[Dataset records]
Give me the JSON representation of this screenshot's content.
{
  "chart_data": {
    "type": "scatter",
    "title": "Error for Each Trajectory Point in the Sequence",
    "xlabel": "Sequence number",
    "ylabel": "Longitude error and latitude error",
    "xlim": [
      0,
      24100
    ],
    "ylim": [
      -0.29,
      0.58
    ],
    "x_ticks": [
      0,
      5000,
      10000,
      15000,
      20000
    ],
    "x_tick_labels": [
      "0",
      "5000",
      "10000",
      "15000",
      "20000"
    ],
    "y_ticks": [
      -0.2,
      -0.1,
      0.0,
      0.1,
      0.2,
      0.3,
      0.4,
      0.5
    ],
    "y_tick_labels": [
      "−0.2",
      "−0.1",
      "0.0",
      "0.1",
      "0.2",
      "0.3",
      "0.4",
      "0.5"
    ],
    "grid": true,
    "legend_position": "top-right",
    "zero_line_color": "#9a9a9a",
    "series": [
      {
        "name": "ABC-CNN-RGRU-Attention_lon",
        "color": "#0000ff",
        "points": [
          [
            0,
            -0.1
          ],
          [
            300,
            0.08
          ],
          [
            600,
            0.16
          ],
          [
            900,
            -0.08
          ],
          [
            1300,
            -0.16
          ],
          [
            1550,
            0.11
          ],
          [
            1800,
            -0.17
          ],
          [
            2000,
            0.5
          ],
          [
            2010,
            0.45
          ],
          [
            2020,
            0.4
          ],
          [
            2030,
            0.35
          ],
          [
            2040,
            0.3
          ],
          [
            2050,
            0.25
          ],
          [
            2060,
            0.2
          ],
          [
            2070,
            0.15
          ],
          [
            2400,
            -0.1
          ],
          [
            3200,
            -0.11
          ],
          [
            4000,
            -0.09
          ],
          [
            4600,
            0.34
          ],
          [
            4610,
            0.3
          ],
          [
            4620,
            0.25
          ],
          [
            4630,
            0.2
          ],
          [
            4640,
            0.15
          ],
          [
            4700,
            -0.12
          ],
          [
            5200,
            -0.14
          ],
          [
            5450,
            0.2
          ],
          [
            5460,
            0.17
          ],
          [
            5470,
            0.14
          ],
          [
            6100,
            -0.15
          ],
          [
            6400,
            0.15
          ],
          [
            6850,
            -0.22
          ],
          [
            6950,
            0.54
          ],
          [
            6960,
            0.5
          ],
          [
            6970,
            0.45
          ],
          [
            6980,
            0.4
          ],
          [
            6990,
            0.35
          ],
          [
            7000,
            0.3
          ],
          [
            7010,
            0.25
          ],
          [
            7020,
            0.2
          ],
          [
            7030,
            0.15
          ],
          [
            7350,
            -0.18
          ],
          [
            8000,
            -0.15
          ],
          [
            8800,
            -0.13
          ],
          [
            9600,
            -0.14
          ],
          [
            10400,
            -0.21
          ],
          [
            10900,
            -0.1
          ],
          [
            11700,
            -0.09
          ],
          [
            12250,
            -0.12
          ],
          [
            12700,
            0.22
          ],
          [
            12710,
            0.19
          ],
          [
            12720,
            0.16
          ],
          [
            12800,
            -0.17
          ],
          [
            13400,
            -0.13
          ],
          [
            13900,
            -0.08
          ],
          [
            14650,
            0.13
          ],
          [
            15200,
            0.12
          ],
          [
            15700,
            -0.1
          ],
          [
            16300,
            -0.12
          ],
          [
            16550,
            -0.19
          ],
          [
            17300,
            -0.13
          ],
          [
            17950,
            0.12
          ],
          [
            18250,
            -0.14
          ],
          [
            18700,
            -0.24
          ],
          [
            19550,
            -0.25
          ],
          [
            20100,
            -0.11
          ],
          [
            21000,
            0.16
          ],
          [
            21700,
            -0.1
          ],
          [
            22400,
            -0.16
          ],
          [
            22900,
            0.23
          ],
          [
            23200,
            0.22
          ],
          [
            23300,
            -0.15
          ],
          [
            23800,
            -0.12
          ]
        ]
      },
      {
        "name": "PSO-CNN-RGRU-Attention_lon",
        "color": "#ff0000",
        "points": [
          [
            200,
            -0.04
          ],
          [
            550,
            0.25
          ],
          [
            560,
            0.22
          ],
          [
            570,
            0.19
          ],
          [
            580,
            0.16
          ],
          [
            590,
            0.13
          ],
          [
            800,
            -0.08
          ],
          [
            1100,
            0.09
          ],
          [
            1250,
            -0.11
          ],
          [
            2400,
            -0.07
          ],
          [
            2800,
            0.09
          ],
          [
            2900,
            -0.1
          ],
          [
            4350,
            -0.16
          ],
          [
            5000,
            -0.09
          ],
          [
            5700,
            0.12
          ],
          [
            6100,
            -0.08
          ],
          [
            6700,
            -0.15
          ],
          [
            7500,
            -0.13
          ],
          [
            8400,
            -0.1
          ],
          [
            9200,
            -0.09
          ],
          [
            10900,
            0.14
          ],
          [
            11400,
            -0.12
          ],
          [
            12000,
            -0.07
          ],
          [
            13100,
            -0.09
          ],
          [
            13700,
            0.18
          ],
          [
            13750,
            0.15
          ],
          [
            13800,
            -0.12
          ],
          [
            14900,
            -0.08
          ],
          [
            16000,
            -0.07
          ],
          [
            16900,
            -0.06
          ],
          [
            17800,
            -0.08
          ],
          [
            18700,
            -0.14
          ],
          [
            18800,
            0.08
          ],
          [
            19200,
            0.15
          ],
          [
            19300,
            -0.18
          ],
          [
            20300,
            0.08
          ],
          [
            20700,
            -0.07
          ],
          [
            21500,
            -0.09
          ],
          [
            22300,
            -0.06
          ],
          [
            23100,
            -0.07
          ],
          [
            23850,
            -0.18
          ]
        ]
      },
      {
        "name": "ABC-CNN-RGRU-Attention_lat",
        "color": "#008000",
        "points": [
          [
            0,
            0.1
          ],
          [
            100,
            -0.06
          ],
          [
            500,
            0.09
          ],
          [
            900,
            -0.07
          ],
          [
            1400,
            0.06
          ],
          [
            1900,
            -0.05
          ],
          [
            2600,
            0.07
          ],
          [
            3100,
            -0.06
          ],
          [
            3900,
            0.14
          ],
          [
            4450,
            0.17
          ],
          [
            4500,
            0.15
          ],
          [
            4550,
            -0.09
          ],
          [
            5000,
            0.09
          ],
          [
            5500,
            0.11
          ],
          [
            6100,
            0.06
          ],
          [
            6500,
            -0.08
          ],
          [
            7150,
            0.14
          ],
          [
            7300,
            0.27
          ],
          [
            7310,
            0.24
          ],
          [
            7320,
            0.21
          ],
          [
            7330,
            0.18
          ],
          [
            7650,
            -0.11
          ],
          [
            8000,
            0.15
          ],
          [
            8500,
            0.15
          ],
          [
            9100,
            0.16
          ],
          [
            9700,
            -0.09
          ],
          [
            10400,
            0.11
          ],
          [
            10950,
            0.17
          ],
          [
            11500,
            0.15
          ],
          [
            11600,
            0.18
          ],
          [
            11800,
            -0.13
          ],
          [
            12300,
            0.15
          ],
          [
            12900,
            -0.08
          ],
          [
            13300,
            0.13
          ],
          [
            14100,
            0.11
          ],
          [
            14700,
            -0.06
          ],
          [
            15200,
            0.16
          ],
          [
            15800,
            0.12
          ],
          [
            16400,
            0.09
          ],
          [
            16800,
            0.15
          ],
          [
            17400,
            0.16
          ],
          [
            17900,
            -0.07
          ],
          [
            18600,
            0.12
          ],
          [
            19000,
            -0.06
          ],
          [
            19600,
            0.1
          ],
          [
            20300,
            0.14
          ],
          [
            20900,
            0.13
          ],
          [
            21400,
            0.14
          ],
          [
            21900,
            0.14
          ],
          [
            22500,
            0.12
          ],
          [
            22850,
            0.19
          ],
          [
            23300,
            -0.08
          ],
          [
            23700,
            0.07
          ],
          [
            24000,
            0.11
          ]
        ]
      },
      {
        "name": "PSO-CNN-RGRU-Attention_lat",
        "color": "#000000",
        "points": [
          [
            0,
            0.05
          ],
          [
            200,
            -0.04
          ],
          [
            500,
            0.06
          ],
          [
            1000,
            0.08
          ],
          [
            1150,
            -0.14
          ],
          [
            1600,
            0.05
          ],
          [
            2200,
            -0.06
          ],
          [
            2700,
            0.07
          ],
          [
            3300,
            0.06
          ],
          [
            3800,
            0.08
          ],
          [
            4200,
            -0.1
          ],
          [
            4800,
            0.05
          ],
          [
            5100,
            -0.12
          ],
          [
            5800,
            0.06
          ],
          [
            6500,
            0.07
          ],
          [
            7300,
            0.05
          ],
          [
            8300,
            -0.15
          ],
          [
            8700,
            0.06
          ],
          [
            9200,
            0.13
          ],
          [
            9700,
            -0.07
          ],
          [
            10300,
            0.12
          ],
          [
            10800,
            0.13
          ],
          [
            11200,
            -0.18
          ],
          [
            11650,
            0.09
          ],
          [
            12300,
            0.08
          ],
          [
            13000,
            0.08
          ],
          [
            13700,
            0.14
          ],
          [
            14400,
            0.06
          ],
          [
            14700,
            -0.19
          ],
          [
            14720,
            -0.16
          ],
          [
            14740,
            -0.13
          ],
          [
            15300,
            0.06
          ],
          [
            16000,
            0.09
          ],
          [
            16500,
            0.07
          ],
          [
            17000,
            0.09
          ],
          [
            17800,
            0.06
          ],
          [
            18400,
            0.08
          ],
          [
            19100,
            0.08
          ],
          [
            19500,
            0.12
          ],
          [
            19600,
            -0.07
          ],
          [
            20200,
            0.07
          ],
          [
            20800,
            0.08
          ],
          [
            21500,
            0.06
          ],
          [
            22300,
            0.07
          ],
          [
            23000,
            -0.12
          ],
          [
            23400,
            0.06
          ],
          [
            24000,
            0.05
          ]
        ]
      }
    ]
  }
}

◆ Problem details ◆
Tally every line of the listing that holds the string "Sequence", then give the number by itself.

◆ Solution for this task ◆
2